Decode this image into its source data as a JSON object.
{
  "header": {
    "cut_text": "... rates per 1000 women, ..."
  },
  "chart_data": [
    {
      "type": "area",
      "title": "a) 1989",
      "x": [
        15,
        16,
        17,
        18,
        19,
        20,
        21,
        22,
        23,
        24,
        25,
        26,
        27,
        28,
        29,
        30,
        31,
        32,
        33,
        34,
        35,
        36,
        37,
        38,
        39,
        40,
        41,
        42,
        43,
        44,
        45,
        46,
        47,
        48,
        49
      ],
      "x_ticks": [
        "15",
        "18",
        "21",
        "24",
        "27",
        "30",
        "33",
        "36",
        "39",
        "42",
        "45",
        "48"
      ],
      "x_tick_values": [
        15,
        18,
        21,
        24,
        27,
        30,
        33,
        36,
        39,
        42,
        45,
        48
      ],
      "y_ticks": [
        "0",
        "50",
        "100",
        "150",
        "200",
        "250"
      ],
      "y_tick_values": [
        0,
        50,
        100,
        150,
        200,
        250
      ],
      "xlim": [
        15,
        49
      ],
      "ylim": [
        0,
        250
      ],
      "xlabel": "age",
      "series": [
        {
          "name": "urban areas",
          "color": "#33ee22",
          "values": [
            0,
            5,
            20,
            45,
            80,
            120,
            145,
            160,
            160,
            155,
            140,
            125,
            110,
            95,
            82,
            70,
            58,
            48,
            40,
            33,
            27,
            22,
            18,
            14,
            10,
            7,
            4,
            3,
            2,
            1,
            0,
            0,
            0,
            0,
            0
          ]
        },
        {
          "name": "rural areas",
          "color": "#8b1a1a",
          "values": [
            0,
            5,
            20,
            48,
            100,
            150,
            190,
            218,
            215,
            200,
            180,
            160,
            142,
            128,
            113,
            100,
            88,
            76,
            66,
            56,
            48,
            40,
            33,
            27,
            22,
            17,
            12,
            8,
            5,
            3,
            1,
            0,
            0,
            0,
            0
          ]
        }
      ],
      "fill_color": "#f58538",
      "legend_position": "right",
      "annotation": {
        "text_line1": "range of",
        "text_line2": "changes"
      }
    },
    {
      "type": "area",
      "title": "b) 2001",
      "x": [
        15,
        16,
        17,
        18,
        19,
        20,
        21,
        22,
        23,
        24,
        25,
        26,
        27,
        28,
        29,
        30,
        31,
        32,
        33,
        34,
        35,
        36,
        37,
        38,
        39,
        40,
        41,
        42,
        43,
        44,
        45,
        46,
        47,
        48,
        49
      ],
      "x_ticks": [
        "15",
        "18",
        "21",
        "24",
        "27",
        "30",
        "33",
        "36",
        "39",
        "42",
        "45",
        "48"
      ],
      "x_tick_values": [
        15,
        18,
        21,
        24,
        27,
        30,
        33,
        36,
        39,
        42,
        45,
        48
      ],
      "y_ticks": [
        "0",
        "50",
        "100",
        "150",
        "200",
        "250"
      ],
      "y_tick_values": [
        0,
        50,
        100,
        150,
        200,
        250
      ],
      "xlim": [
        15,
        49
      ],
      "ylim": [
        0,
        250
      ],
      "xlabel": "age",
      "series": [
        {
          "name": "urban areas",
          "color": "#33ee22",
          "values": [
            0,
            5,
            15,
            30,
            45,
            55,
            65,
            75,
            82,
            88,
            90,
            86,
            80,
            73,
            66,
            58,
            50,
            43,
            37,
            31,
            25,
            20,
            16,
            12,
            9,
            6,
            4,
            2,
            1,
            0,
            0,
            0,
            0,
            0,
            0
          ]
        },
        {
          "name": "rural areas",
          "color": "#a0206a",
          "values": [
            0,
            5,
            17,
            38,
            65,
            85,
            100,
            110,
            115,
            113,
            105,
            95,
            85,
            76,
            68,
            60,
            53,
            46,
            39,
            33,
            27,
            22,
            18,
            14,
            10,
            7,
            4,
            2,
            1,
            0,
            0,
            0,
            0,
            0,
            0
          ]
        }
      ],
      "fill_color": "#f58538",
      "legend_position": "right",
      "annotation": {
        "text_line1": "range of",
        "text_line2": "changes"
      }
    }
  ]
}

..........

EXERCISE TASK —
Transcribe the material above in its entirety. Match it exactly.

EXERCISE OUTPUT —
Decode this image into its source data as a JSON object.
{
  "header": {
    "cut_text": "... rates per 1000 women, ..."
  },
  "chart_data": [
    {
      "type": "area",
      "title": "a) 1989",
      "x": [
        15,
        16,
        17,
        18,
        19,
        20,
        21,
        22,
        23,
        24,
        25,
        26,
        27,
        28,
        29,
        30,
        31,
        32,
        33,
        34,
        35,
        36,
        37,
        38,
        39,
        40,
        41,
        42,
        43,
        44,
        45,
        46,
        47,
        48,
        49
      ],
      "x_ticks": [
        "15",
        "18",
        "21",
        "24",
        "27",
        "30",
        "33",
        "36",
        "39",
        "42",
        "45",
        "48"
      ],
      "x_tick_values": [
        15,
        18,
        21,
        24,
        27,
        30,
        33,
        36,
        39,
        42,
        45,
        48
      ],
      "y_ticks": [
        "0",
        "50",
        "100",
        "150",
        "200",
        "250"
      ],
      "y_tick_values": [
        0,
        50,
        100,
        150,
        200,
        250
      ],
      "xlim": [
        15,
        49
      ],
      "ylim": [
        0,
        250
      ],
      "xlabel": "age",
      "series": [
        {
          "name": "urban areas",
          "color": "#33ee22",
          "values": [
            0,
            5,
            20,
            45,
            80,
            120,
            145,
            160,
            160,
            155,
            140,
            125,
            110,
            95,
            82,
            70,
            58,
            48,
            40,
            33,
            27,
            22,
            18,
            14,
            10,
            7,
            4,
            3,
            2,
            1,
            0,
            0,
            0,
            0,
            0
          ]
        },
        {
          "name": "rural areas",
          "color": "#8b1a1a",
          "values": [
            0,
            5,
            20,
            48,
            100,
            150,
            190,
            218,
            215,
            200,
            180,
            160,
            142,
            128,
            113,
            100,
            88,
            76,
            66,
            56,
            48,
            40,
            33,
            27,
            22,
            17,
            12,
            8,
            5,
            3,
            1,
            0,
            0,
            0,
            0
          ]
        }
      ],
      "fill_color": "#f58538",
      "legend_position": "right",
      "annotation": {
        "text_line1": "range of",
        "text_line2": "changes"
      }
    },
    {
      "type": "area",
      "title": "b) 2001",
      "x": [
        15,
        16,
        17,
        18,
        19,
        20,
        21,
        22,
        23,
        24,
        25,
        26,
        27,
        28,
        29,
        30,
        31,
        32,
        33,
        34,
        35,
        36,
        37,
        38,
        39,
        40,
        41,
        42,
        43,
        44,
        45,
        46,
        47,
        48,
        49
      ],
      "x_ticks": [
        "15",
        "18",
        "21",
        "24",
        "27",
        "30",
        "33",
        "36",
        "39",
        "42",
        "45",
        "48"
      ],
      "x_tick_values": [
        15,
        18,
        21,
        24,
        27,
        30,
        33,
        36,
        39,
        42,
        45,
        48
      ],
      "y_ticks": [
        "0",
        "50",
        "100",
        "150",
        "200",
        "250"
      ],
      "y_tick_values": [
        0,
        50,
        100,
        150,
        200,
        250
      ],
      "xlim": [
        15,
        49
      ],
      "ylim": [
        0,
        250
      ],
      "xlabel": "age",
      "series": [
        {
          "name": "urban areas",
          "color": "#33ee22",
          "values": [
            0,
            5,
            15,
            30,
            45,
            55,
            65,
            75,
            82,
            88,
            90,
            86,
            80,
            73,
            66,
            58,
            50,
            43,
            37,
            31,
            25,
            20,
            16,
            12,
            9,
            6,
            4,
            2,
            1,
            0,
            0,
            0,
            0,
            0,
            0
          ]
        },
        {
          "name": "rural areas",
          "color": "#a0206a",
          "values": [
            0,
            5,
            17,
            38,
            65,
            85,
            100,
            110,
            115,
            113,
            105,
            95,
            85,
            76,
            68,
            60,
            53,
            46,
            39,
            33,
            27,
            22,
            18,
            14,
            10,
            7,
            4,
            2,
            1,
            0,
            0,
            0,
            0,
            0,
            0
          ]
        }
      ],
      "fill_color": "#f58538",
      "legend_position": "right",
      "annotation": {
        "text_line1": "range of",
        "text_line2": "changes"
      }
    }
  ]
}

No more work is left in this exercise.